## Task brief
In your copy, leave out the pictures and repeat the entries below exactly.

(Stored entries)
<<<<

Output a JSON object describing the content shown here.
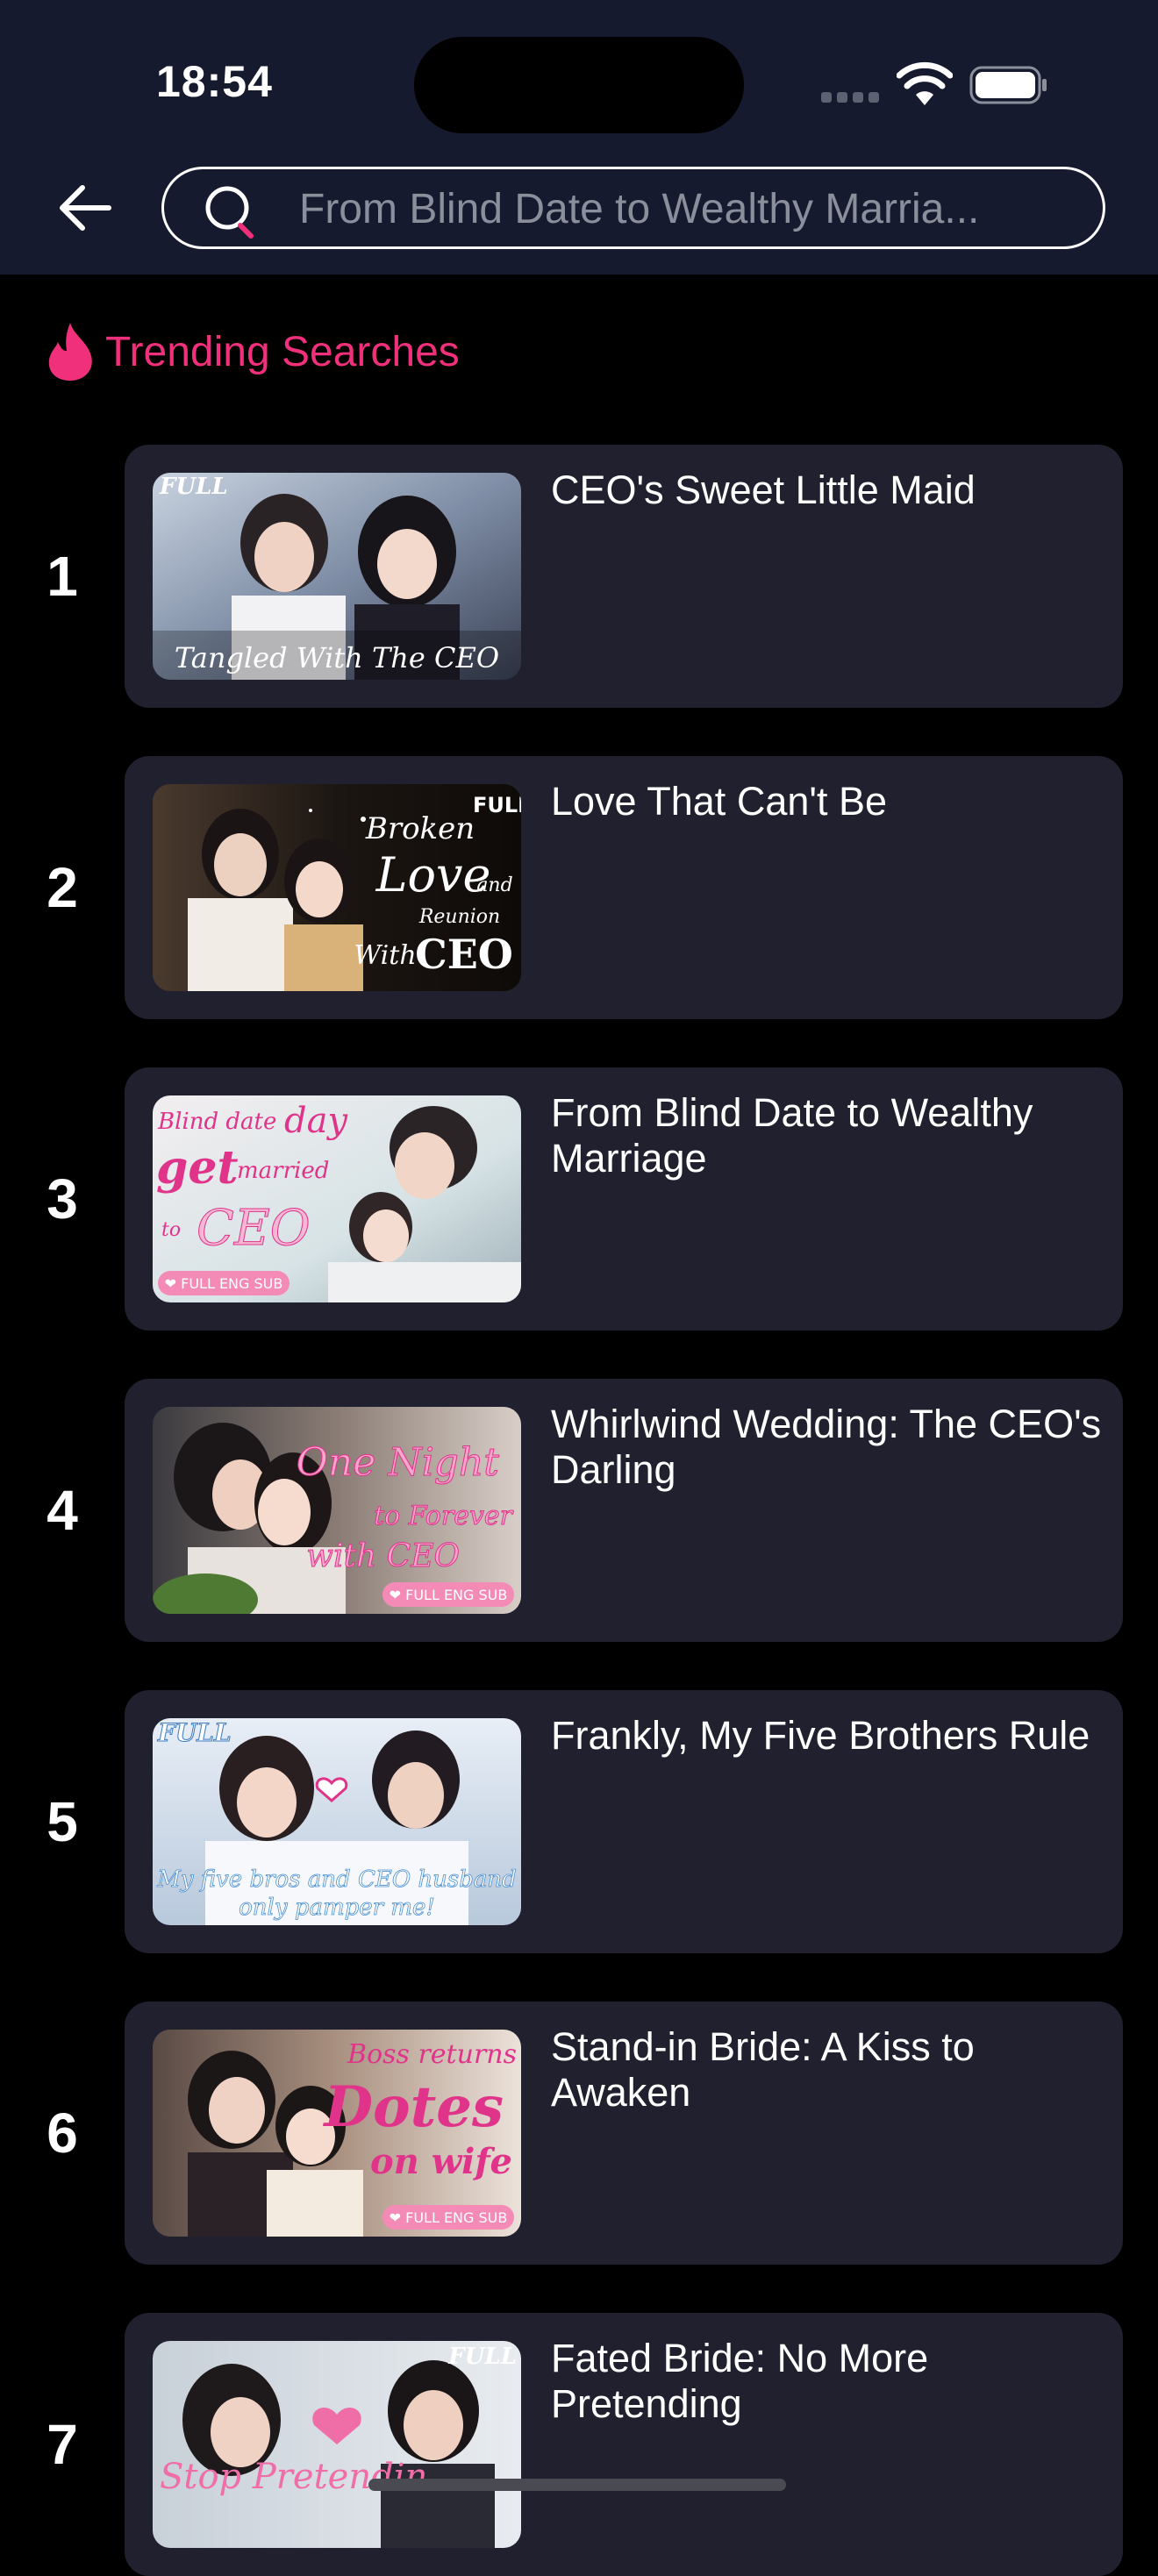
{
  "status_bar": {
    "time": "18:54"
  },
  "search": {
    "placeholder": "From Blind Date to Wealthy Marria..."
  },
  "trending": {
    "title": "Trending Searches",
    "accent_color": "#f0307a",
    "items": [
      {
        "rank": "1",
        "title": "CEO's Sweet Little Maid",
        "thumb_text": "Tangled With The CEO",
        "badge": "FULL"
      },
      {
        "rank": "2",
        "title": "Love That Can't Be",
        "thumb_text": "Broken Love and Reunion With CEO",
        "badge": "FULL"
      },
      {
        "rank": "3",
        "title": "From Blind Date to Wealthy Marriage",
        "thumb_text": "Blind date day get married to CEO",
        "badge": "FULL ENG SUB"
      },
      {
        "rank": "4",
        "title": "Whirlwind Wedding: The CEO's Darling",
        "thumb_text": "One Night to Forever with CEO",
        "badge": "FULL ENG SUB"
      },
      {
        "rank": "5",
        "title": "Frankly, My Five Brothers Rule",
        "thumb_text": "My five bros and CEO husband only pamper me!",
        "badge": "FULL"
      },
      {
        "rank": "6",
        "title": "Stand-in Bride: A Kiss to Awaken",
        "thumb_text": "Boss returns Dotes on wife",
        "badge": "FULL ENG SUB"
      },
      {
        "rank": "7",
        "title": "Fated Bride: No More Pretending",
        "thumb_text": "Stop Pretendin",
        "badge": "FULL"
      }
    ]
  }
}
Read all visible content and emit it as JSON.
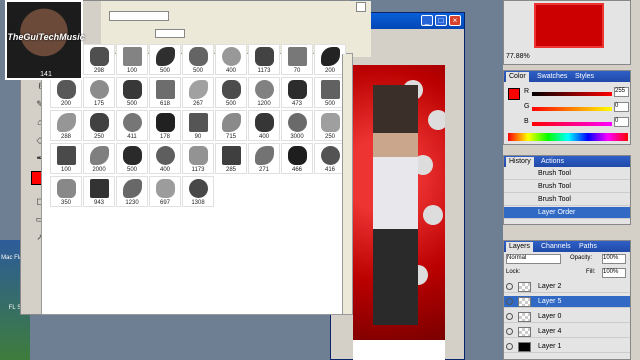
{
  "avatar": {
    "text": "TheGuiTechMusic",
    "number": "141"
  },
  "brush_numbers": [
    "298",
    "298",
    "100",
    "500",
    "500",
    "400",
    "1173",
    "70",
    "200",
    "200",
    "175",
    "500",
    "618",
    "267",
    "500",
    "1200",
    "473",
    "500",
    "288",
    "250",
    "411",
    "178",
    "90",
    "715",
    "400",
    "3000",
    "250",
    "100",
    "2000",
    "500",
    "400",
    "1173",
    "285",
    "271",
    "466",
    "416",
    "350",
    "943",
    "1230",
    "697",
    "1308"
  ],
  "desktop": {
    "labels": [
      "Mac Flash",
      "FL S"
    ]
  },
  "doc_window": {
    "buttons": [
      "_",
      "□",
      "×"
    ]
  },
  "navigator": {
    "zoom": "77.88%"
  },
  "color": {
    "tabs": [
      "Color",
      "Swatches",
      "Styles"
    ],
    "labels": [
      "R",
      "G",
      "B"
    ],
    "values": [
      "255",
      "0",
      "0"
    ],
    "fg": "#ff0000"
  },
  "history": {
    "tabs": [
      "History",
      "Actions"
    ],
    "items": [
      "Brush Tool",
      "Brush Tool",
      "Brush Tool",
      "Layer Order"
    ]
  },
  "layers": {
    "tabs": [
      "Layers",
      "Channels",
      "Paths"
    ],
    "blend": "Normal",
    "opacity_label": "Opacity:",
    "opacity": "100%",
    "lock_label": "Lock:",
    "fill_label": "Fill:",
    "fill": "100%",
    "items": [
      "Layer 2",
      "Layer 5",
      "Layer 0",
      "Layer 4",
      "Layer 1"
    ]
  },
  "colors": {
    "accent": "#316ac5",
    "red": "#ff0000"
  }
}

>>>>

## Exercise response
Output a JSON object describing the content shown here.
{
  "status_bar": {
    "time": "18:54"
  },
  "search": {
    "placeholder": "From Blind Date to Wealthy Marria..."
  },
  "trending": {
    "title": "Trending Searches",
    "accent_color": "#f0307a",
    "items": [
      {
        "rank": "1",
        "title": "CEO's Sweet Little Maid",
        "thumb_text": "Tangled With The CEO",
        "badge": "FULL"
      },
      {
        "rank": "2",
        "title": "Love That Can't Be",
        "thumb_text": "Broken Love and Reunion With CEO",
        "badge": "FULL"
      },
      {
        "rank": "3",
        "title": "From Blind Date to Wealthy Marriage",
        "thumb_text": "Blind date day get married to CEO",
        "badge": "FULL ENG SUB"
      },
      {
        "rank": "4",
        "title": "Whirlwind Wedding: The CEO's Darling",
        "thumb_text": "One Night to Forever with CEO",
        "badge": "FULL ENG SUB"
      },
      {
        "rank": "5",
        "title": "Frankly, My Five Brothers Rule",
        "thumb_text": "My five bros and CEO husband only pamper me!",
        "badge": "FULL"
      },
      {
        "rank": "6",
        "title": "Stand-in Bride: A Kiss to Awaken",
        "thumb_text": "Boss returns Dotes on wife",
        "badge": "FULL ENG SUB"
      },
      {
        "rank": "7",
        "title": "Fated Bride: No More Pretending",
        "thumb_text": "Stop Pretendin",
        "badge": "FULL"
      }
    ]
  }
}
Read all visible content and emit it as JSON.
{
  "avatar": {
    "text": "TheGuiTechMusic",
    "number": "141"
  },
  "brush_numbers": [
    "298",
    "298",
    "100",
    "500",
    "500",
    "400",
    "1173",
    "70",
    "200",
    "200",
    "175",
    "500",
    "618",
    "267",
    "500",
    "1200",
    "473",
    "500",
    "288",
    "250",
    "411",
    "178",
    "90",
    "715",
    "400",
    "3000",
    "250",
    "100",
    "2000",
    "500",
    "400",
    "1173",
    "285",
    "271",
    "466",
    "416",
    "350",
    "943",
    "1230",
    "697",
    "1308"
  ],
  "desktop": {
    "labels": [
      "Mac Flash",
      "FL S"
    ]
  },
  "doc_window": {
    "buttons": [
      "_",
      "□",
      "×"
    ]
  },
  "navigator": {
    "zoom": "77.88%"
  },
  "color": {
    "tabs": [
      "Color",
      "Swatches",
      "Styles"
    ],
    "labels": [
      "R",
      "G",
      "B"
    ],
    "values": [
      "255",
      "0",
      "0"
    ],
    "fg": "#ff0000"
  },
  "history": {
    "tabs": [
      "History",
      "Actions"
    ],
    "items": [
      "Brush Tool",
      "Brush Tool",
      "Brush Tool",
      "Layer Order"
    ]
  },
  "layers": {
    "tabs": [
      "Layers",
      "Channels",
      "Paths"
    ],
    "blend": "Normal",
    "opacity_label": "Opacity:",
    "opacity": "100%",
    "lock_label": "Lock:",
    "fill_label": "Fill:",
    "fill": "100%",
    "items": [
      "Layer 2",
      "Layer 5",
      "Layer 0",
      "Layer 4",
      "Layer 1"
    ]
  },
  "colors": {
    "accent": "#316ac5",
    "red": "#ff0000"
  }
}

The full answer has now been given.